The exercise: All of the records listed below should be retyped exactly.

Data listing:
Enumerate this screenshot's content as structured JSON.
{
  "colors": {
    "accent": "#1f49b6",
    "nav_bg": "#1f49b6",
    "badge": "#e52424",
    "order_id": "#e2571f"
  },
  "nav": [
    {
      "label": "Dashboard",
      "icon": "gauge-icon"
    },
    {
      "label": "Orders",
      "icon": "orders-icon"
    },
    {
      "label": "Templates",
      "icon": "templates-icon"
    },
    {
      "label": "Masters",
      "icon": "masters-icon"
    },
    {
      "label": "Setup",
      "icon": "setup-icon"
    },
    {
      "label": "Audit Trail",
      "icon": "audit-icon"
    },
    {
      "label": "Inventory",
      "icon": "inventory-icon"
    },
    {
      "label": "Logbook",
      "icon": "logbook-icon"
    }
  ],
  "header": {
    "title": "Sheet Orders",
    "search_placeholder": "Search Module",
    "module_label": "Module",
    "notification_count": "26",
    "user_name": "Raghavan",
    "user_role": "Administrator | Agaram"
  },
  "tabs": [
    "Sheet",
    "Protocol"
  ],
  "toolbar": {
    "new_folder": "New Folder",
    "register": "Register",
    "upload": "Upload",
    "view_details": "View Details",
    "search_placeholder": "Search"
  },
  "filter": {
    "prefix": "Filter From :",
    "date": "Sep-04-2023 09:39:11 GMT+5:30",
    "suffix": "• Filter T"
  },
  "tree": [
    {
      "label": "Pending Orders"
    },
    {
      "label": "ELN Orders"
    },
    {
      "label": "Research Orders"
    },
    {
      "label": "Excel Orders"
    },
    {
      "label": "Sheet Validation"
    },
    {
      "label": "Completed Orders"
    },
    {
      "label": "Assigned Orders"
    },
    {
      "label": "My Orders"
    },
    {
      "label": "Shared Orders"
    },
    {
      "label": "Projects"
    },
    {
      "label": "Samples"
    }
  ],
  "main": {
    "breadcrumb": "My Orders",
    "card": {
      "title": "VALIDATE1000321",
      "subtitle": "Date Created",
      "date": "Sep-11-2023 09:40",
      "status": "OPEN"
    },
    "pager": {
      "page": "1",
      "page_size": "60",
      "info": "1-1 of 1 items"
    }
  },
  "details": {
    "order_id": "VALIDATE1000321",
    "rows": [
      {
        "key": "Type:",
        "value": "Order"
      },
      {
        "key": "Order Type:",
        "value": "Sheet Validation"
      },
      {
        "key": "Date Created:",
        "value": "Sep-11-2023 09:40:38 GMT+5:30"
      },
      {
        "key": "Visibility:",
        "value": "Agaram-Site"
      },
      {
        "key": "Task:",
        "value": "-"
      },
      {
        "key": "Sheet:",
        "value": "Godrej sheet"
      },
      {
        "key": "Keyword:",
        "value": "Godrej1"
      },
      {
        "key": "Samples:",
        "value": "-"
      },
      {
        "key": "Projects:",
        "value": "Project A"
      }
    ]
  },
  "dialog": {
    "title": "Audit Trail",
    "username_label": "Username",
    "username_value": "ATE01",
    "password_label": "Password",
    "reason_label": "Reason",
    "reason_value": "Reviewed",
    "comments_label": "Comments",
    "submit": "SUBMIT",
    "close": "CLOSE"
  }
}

Answer to the problem:
Enumerate this screenshot's content as structured JSON.
{
  "colors": {
    "accent": "#1f49b6",
    "nav_bg": "#1f49b6",
    "badge": "#e52424",
    "order_id": "#e2571f"
  },
  "nav": [
    {
      "label": "Dashboard",
      "icon": "gauge-icon"
    },
    {
      "label": "Orders",
      "icon": "orders-icon"
    },
    {
      "label": "Templates",
      "icon": "templates-icon"
    },
    {
      "label": "Masters",
      "icon": "masters-icon"
    },
    {
      "label": "Setup",
      "icon": "setup-icon"
    },
    {
      "label": "Audit Trail",
      "icon": "audit-icon"
    },
    {
      "label": "Inventory",
      "icon": "inventory-icon"
    },
    {
      "label": "Logbook",
      "icon": "logbook-icon"
    }
  ],
  "header": {
    "title": "Sheet Orders",
    "search_placeholder": "Search Module",
    "module_label": "Module",
    "notification_count": "26",
    "user_name": "Raghavan",
    "user_role": "Administrator | Agaram"
  },
  "tabs": [
    "Sheet",
    "Protocol"
  ],
  "toolbar": {
    "new_folder": "New Folder",
    "register": "Register",
    "upload": "Upload",
    "view_details": "View Details",
    "search_placeholder": "Search"
  },
  "filter": {
    "prefix": "Filter From :",
    "date": "Sep-04-2023 09:39:11 GMT+5:30",
    "suffix": "• Filter T"
  },
  "tree": [
    {
      "label": "Pending Orders"
    },
    {
      "label": "ELN Orders"
    },
    {
      "label": "Research Orders"
    },
    {
      "label": "Excel Orders"
    },
    {
      "label": "Sheet Validation"
    },
    {
      "label": "Completed Orders"
    },
    {
      "label": "Assigned Orders"
    },
    {
      "label": "My Orders"
    },
    {
      "label": "Shared Orders"
    },
    {
      "label": "Projects"
    },
    {
      "label": "Samples"
    }
  ],
  "main": {
    "breadcrumb": "My Orders",
    "card": {
      "title": "VALIDATE1000321",
      "subtitle": "Date Created",
      "date": "Sep-11-2023 09:40",
      "status": "OPEN"
    },
    "pager": {
      "page": "1",
      "page_size": "60",
      "info": "1-1 of 1 items"
    }
  },
  "details": {
    "order_id": "VALIDATE1000321",
    "rows": [
      {
        "key": "Type:",
        "value": "Order"
      },
      {
        "key": "Order Type:",
        "value": "Sheet Validation"
      },
      {
        "key": "Date Created:",
        "value": "Sep-11-2023 09:40:38 GMT+5:30"
      },
      {
        "key": "Visibility:",
        "value": "Agaram-Site"
      },
      {
        "key": "Task:",
        "value": "-"
      },
      {
        "key": "Sheet:",
        "value": "Godrej sheet"
      },
      {
        "key": "Keyword:",
        "value": "Godrej1"
      },
      {
        "key": "Samples:",
        "value": "-"
      },
      {
        "key": "Projects:",
        "value": "Project A"
      }
    ]
  },
  "dialog": {
    "title": "Audit Trail",
    "username_label": "Username",
    "username_value": "ATE01",
    "password_label": "Password",
    "reason_label": "Reason",
    "reason_value": "Reviewed",
    "comments_label": "Comments",
    "submit": "SUBMIT",
    "close": "CLOSE"
  }
}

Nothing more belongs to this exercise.